TASK BRIEF — Copy each line of the data below exactly, leaving out pictures.

=-=-=-=-=

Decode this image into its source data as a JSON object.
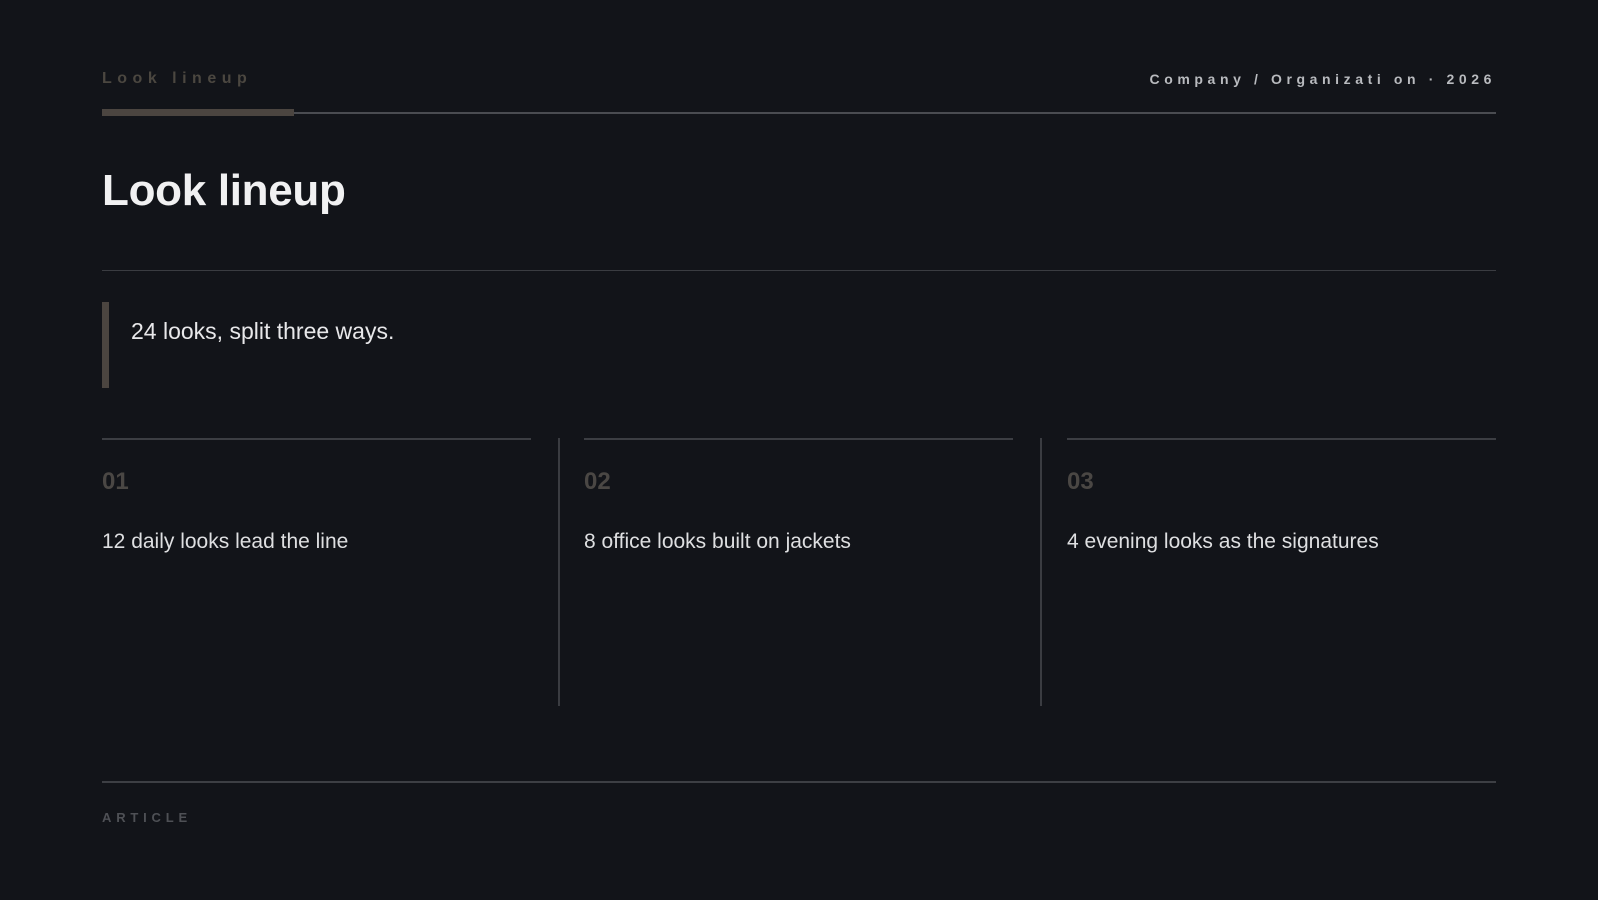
{
  "header": {
    "kicker": "Look lineup",
    "meta": "Company / Organizati on · 2026"
  },
  "title": "Look lineup",
  "quote": "24 looks, split three ways.",
  "columns": [
    {
      "number": "01",
      "text": "12 daily looks lead the line"
    },
    {
      "number": "02",
      "text": "8 office looks built on jackets"
    },
    {
      "number": "03",
      "text": "4 evening looks as the signatures"
    }
  ],
  "footer": {
    "label": "ARTICLE"
  },
  "colors": {
    "background": "#121419",
    "accent": "#4b4540",
    "text": "#e9e9ea"
  }
}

=-=-=-=-=

ANSWER TO THIS EXERCISE —
Decode this image into its source data as a JSON object.
{
  "header": {
    "kicker": "Look lineup",
    "meta": "Company / Organizati on · 2026"
  },
  "title": "Look lineup",
  "quote": "24 looks, split three ways.",
  "columns": [
    {
      "number": "01",
      "text": "12 daily looks lead the line"
    },
    {
      "number": "02",
      "text": "8 office looks built on jackets"
    },
    {
      "number": "03",
      "text": "4 evening looks as the signatures"
    }
  ],
  "footer": {
    "label": "ARTICLE"
  },
  "colors": {
    "background": "#121419",
    "accent": "#4b4540",
    "text": "#e9e9ea"
  }
}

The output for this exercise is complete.